» EXERCISE DETAILS
Repeat the full listing, word for word.

» GIVEN RECORDS
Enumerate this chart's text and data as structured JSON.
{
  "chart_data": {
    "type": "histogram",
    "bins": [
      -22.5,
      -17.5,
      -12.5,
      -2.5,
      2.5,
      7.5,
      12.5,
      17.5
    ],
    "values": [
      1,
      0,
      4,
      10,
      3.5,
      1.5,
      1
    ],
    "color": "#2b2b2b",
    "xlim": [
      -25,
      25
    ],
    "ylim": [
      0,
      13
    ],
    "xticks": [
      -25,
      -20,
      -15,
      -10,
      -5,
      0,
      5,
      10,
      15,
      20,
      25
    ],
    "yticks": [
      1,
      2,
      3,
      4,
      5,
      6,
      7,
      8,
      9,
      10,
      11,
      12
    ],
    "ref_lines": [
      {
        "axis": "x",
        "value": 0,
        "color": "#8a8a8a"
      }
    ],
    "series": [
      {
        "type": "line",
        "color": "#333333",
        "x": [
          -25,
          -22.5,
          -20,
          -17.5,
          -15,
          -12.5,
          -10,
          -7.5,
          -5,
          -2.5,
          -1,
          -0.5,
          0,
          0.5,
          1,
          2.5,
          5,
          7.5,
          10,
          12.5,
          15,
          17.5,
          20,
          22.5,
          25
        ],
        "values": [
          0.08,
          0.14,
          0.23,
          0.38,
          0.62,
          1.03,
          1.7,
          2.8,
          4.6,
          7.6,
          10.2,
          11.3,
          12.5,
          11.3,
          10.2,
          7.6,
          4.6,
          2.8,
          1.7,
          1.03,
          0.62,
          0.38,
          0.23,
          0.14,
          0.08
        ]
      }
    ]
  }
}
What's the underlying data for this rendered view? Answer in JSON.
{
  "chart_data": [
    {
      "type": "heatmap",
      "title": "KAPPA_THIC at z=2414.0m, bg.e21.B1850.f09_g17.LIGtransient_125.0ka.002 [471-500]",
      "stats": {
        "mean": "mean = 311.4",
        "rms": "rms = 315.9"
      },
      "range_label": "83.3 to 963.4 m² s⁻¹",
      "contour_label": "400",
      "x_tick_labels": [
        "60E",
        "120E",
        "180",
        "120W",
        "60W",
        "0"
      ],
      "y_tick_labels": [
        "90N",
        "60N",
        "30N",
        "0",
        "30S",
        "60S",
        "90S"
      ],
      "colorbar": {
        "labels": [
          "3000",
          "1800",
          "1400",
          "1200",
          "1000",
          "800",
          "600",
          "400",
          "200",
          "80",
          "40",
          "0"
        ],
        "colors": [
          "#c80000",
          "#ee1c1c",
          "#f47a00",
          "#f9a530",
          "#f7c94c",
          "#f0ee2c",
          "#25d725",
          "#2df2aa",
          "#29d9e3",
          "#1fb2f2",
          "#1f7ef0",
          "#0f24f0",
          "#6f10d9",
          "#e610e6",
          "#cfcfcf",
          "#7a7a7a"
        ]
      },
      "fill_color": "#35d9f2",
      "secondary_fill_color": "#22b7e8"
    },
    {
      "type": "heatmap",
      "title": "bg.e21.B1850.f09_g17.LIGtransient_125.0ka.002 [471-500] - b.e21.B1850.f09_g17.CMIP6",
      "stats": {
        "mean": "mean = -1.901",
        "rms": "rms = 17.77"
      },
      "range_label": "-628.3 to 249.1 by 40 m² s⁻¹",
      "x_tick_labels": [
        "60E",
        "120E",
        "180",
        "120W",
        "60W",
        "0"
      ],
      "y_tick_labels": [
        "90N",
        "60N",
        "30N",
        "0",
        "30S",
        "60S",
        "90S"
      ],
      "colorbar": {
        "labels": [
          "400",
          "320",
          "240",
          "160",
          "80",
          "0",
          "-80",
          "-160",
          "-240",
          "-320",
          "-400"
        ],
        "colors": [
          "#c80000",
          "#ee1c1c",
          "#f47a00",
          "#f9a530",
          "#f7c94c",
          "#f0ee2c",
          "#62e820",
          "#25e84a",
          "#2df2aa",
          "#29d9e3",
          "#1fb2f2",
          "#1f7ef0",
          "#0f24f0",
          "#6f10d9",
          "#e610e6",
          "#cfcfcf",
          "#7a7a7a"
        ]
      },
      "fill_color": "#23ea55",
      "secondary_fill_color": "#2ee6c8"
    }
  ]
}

» RESULT OF THE TASK
Enumerate this chart's text and data as structured JSON.
{
  "chart_data": {
    "type": "histogram",
    "bins": [
      -22.5,
      -17.5,
      -12.5,
      -2.5,
      2.5,
      7.5,
      12.5,
      17.5
    ],
    "values": [
      1,
      0,
      4,
      10,
      3.5,
      1.5,
      1
    ],
    "color": "#2b2b2b",
    "xlim": [
      -25,
      25
    ],
    "ylim": [
      0,
      13
    ],
    "xticks": [
      -25,
      -20,
      -15,
      -10,
      -5,
      0,
      5,
      10,
      15,
      20,
      25
    ],
    "yticks": [
      1,
      2,
      3,
      4,
      5,
      6,
      7,
      8,
      9,
      10,
      11,
      12
    ],
    "ref_lines": [
      {
        "axis": "x",
        "value": 0,
        "color": "#8a8a8a"
      }
    ],
    "series": [
      {
        "type": "line",
        "color": "#333333",
        "x": [
          -25,
          -22.5,
          -20,
          -17.5,
          -15,
          -12.5,
          -10,
          -7.5,
          -5,
          -2.5,
          -1,
          -0.5,
          0,
          0.5,
          1,
          2.5,
          5,
          7.5,
          10,
          12.5,
          15,
          17.5,
          20,
          22.5,
          25
        ],
        "values": [
          0.08,
          0.14,
          0.23,
          0.38,
          0.62,
          1.03,
          1.7,
          2.8,
          4.6,
          7.6,
          10.2,
          11.3,
          12.5,
          11.3,
          10.2,
          7.6,
          4.6,
          2.8,
          1.7,
          1.03,
          0.62,
          0.38,
          0.23,
          0.14,
          0.08
        ]
      }
    ]
  }
}
What's the underlying data for this rendered view? Answer in JSON.
{
  "chart_data": [
    {
      "type": "heatmap",
      "title": "KAPPA_THIC at z=2414.0m, bg.e21.B1850.f09_g17.LIGtransient_125.0ka.002 [471-500]",
      "stats": {
        "mean": "mean = 311.4",
        "rms": "rms = 315.9"
      },
      "range_label": "83.3 to 963.4 m² s⁻¹",
      "contour_label": "400",
      "x_tick_labels": [
        "60E",
        "120E",
        "180",
        "120W",
        "60W",
        "0"
      ],
      "y_tick_labels": [
        "90N",
        "60N",
        "30N",
        "0",
        "30S",
        "60S",
        "90S"
      ],
      "colorbar": {
        "labels": [
          "3000",
          "1800",
          "1400",
          "1200",
          "1000",
          "800",
          "600",
          "400",
          "200",
          "80",
          "40",
          "0"
        ],
        "colors": [
          "#c80000",
          "#ee1c1c",
          "#f47a00",
          "#f9a530",
          "#f7c94c",
          "#f0ee2c",
          "#25d725",
          "#2df2aa",
          "#29d9e3",
          "#1fb2f2",
          "#1f7ef0",
          "#0f24f0",
          "#6f10d9",
          "#e610e6",
          "#cfcfcf",
          "#7a7a7a"
        ]
      },
      "fill_color": "#35d9f2",
      "secondary_fill_color": "#22b7e8"
    },
    {
      "type": "heatmap",
      "title": "bg.e21.B1850.f09_g17.LIGtransient_125.0ka.002 [471-500] - b.e21.B1850.f09_g17.CMIP6",
      "stats": {
        "mean": "mean = -1.901",
        "rms": "rms = 17.77"
      },
      "range_label": "-628.3 to 249.1 by 40 m² s⁻¹",
      "x_tick_labels": [
        "60E",
        "120E",
        "180",
        "120W",
        "60W",
        "0"
      ],
      "y_tick_labels": [
        "90N",
        "60N",
        "30N",
        "0",
        "30S",
        "60S",
        "90S"
      ],
      "colorbar": {
        "labels": [
          "400",
          "320",
          "240",
          "160",
          "80",
          "0",
          "-80",
          "-160",
          "-240",
          "-320",
          "-400"
        ],
        "colors": [
          "#c80000",
          "#ee1c1c",
          "#f47a00",
          "#f9a530",
          "#f7c94c",
          "#f0ee2c",
          "#62e820",
          "#25e84a",
          "#2df2aa",
          "#29d9e3",
          "#1fb2f2",
          "#1f7ef0",
          "#0f24f0",
          "#6f10d9",
          "#e610e6",
          "#cfcfcf",
          "#7a7a7a"
        ]
      },
      "fill_color": "#23ea55",
      "secondary_fill_color": "#2ee6c8"
    }
  ]
}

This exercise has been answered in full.